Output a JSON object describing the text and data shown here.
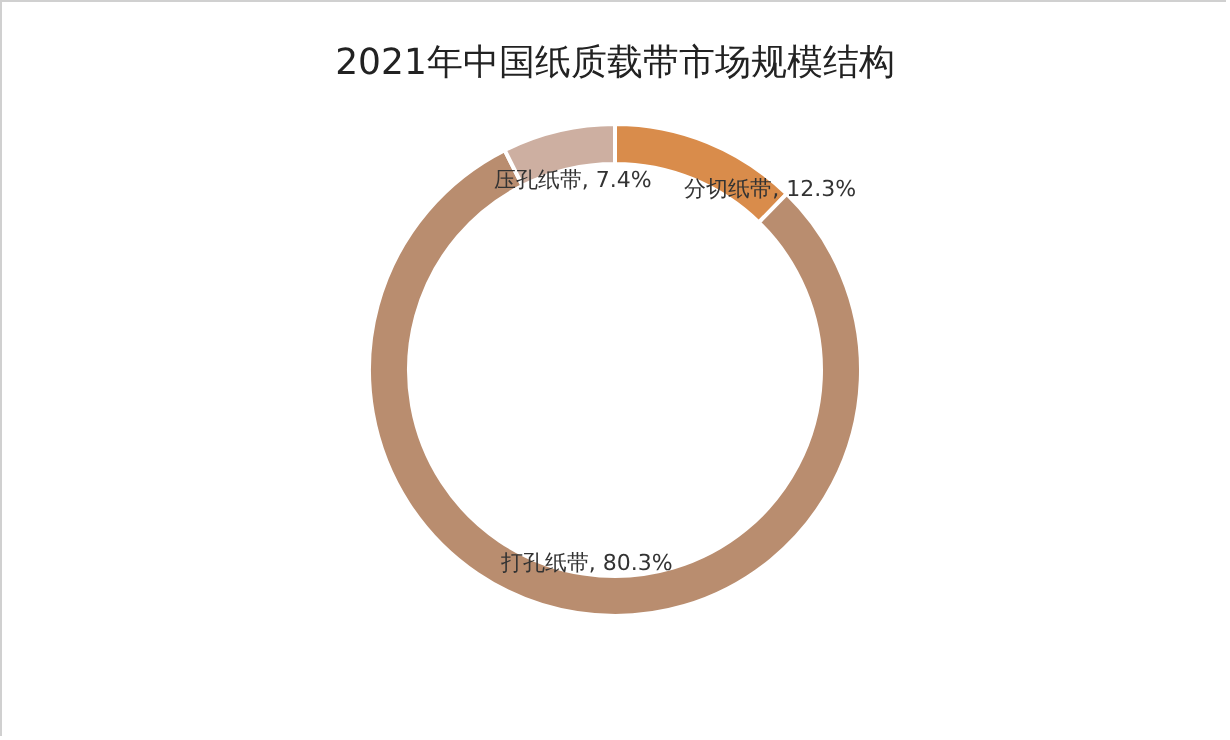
{
  "chart_data": {
    "type": "donut",
    "title": "2021年中国纸质载带市场规模结构",
    "categories": [
      "分切纸带",
      "打孔纸带",
      "压孔纸带"
    ],
    "values": [
      12.3,
      80.3,
      7.4
    ],
    "colors": [
      "#d98c4b",
      "#b98d6f",
      "#cdafa1"
    ],
    "value_labels": [
      "12.3%",
      "80.3%",
      "7.4%"
    ],
    "legend": false
  }
}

Description of the task
Repeat each entry exactly as given; no pictures belong in the copy.

The reply
Output a JSON object describing the text and data shown here.
{
  "chart_data": {
    "type": "donut",
    "title": "2021年中国纸质载带市场规模结构",
    "categories": [
      "分切纸带",
      "打孔纸带",
      "压孔纸带"
    ],
    "values": [
      12.3,
      80.3,
      7.4
    ],
    "colors": [
      "#d98c4b",
      "#b98d6f",
      "#cdafa1"
    ],
    "value_labels": [
      "12.3%",
      "80.3%",
      "7.4%"
    ],
    "legend": false
  }
}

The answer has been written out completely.